- _Recorded data_:
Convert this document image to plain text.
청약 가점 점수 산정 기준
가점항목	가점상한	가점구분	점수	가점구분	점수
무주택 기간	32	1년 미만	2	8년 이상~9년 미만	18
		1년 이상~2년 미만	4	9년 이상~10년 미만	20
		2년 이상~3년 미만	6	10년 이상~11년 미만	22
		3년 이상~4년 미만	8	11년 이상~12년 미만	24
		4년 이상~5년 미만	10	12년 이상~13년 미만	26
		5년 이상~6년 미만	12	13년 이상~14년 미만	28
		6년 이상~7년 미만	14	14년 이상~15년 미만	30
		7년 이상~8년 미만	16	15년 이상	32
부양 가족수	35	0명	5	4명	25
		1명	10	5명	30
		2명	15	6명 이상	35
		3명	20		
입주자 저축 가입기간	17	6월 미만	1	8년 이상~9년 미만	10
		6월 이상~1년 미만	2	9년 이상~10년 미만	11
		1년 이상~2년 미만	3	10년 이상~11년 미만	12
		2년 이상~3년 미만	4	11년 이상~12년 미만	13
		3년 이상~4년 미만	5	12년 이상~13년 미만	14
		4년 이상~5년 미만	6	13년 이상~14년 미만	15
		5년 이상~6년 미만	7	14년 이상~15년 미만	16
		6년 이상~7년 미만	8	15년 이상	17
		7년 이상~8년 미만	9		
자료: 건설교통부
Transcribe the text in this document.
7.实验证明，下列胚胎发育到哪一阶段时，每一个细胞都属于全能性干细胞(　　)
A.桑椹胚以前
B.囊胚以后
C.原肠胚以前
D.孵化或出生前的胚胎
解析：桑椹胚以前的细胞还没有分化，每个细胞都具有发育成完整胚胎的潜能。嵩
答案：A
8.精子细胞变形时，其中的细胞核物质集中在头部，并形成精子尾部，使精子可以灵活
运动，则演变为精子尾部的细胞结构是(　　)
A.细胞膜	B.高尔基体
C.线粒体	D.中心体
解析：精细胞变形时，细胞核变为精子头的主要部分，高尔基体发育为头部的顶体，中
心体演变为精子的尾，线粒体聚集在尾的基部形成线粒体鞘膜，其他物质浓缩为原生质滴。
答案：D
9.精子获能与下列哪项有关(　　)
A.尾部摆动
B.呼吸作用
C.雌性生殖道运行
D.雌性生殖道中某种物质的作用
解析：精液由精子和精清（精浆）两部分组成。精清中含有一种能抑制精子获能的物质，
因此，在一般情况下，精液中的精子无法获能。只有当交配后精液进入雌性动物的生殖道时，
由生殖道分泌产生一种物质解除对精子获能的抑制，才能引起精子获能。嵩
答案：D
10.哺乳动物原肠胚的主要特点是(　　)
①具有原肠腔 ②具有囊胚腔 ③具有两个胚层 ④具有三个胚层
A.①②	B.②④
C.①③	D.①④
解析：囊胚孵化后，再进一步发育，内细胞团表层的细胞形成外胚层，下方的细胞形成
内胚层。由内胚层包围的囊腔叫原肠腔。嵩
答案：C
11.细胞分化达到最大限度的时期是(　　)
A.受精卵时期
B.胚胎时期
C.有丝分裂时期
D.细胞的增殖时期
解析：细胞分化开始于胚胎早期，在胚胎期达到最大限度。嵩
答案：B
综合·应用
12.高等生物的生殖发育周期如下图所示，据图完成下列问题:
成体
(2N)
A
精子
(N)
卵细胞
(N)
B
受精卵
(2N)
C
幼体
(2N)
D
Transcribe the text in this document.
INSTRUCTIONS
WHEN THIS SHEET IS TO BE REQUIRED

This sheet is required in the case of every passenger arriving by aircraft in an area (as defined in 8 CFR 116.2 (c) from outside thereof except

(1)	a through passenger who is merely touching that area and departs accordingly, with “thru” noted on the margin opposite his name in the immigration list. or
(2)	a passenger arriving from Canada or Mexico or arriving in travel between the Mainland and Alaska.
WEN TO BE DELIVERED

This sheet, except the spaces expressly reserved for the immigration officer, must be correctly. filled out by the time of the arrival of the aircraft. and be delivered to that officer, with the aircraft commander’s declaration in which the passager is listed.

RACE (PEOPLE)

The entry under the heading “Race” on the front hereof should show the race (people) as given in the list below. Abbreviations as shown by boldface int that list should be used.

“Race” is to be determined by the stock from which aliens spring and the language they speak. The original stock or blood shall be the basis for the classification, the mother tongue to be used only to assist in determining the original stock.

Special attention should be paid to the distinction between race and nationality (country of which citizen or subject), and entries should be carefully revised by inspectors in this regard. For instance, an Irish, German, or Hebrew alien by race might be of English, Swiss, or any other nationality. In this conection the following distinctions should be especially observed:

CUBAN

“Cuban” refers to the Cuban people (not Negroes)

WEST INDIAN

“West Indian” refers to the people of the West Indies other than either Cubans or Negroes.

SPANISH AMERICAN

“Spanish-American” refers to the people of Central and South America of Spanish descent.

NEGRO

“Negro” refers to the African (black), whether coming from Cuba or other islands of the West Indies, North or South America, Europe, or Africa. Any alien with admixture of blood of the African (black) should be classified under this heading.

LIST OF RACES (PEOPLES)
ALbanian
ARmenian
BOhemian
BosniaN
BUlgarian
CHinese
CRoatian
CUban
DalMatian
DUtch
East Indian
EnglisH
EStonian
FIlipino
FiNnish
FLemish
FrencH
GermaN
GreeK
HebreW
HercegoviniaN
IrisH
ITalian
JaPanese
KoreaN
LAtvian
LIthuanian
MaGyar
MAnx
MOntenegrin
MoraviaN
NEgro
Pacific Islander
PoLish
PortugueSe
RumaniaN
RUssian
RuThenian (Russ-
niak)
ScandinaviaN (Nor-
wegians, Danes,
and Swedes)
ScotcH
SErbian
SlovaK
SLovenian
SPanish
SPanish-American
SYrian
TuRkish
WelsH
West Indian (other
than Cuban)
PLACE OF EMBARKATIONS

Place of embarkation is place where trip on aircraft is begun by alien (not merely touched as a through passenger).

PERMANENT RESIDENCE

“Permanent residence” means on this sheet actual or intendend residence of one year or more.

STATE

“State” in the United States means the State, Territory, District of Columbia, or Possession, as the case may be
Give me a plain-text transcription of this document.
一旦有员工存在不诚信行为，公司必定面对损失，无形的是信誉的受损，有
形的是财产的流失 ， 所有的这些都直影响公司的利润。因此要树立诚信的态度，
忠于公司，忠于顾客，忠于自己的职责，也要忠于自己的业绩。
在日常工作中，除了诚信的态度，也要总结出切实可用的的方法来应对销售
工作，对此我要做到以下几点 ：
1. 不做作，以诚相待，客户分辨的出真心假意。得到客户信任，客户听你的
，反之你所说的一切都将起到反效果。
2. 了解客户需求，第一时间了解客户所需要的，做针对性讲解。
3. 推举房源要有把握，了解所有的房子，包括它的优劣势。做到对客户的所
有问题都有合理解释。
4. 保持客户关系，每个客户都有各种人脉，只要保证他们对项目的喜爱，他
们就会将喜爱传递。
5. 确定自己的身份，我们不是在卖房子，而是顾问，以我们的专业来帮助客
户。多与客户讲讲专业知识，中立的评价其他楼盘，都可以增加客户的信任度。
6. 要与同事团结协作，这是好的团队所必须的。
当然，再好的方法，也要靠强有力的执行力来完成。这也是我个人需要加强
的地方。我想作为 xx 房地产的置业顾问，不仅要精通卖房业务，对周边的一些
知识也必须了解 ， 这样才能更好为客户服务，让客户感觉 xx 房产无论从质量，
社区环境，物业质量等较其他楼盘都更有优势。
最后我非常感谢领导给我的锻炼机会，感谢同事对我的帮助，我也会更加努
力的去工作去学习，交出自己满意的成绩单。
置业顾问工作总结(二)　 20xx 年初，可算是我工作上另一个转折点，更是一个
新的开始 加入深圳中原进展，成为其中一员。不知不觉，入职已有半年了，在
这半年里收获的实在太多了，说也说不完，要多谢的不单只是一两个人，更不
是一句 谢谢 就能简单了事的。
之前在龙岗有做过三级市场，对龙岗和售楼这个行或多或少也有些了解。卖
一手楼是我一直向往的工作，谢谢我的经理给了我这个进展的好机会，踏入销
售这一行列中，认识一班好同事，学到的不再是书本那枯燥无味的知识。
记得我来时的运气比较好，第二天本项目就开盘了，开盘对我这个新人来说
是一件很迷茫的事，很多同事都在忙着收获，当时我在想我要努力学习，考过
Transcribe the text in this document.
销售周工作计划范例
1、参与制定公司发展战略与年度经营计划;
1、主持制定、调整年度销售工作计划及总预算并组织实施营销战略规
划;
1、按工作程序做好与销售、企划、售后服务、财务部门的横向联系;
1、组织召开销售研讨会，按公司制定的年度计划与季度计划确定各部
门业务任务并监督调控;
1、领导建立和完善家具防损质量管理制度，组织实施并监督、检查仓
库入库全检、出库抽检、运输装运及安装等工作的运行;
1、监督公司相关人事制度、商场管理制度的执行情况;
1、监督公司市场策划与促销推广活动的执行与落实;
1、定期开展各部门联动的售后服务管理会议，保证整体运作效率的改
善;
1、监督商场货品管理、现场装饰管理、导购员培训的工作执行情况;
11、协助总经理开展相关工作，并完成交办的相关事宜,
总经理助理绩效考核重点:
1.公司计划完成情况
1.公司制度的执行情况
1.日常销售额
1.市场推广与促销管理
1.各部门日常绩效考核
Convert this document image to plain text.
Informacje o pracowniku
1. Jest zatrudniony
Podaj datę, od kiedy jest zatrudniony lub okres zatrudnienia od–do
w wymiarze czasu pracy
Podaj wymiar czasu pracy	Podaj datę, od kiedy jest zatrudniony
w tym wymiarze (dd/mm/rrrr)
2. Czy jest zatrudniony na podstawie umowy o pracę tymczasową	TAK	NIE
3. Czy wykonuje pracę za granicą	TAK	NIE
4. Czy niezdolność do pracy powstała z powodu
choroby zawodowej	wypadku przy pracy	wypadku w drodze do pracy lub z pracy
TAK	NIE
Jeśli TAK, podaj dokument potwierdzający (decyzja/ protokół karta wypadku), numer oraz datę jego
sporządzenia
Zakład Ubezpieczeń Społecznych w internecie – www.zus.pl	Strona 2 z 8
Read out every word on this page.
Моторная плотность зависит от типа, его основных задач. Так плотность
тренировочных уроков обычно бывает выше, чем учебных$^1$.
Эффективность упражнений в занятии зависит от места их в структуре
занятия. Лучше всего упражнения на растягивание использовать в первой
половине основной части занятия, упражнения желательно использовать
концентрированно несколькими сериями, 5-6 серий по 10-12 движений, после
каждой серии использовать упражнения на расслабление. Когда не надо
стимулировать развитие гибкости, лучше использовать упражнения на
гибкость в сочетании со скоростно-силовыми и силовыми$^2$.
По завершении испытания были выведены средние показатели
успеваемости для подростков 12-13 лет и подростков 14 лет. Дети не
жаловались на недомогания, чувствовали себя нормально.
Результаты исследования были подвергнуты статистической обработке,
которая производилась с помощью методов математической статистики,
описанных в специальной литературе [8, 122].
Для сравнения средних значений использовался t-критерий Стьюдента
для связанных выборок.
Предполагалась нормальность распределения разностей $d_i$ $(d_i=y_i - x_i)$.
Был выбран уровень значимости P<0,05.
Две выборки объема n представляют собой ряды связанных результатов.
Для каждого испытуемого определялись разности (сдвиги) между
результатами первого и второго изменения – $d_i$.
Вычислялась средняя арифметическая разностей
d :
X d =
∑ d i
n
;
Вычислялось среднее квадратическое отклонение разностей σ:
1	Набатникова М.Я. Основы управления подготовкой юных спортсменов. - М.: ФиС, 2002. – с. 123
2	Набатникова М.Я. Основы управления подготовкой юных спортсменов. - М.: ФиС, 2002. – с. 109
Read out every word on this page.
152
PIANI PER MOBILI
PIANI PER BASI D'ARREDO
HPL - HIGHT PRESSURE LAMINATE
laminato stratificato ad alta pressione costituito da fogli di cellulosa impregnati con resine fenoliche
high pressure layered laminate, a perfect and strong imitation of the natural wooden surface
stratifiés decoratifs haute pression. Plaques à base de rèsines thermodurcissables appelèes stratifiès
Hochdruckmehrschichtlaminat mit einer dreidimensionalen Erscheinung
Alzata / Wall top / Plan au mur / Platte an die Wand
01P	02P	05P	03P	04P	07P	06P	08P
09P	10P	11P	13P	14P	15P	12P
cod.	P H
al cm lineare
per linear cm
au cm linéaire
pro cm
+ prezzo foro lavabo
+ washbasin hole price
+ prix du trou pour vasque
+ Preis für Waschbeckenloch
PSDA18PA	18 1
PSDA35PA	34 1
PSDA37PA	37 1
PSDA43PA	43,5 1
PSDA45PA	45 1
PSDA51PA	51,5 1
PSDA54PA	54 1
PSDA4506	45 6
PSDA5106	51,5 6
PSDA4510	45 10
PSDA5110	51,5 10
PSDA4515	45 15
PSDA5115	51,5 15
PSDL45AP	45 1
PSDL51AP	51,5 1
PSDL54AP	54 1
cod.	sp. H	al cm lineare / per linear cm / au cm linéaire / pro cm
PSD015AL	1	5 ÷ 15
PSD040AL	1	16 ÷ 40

- _WHAT NEEDS TO BE DONE_:
Search the data above for the word "linéaire", then gather each line in which it appears.

- _FULL RESPONSE_:
au cm linéaire
cod.	sp. H	al cm lineare / per linear cm / au cm linéaire / pro cm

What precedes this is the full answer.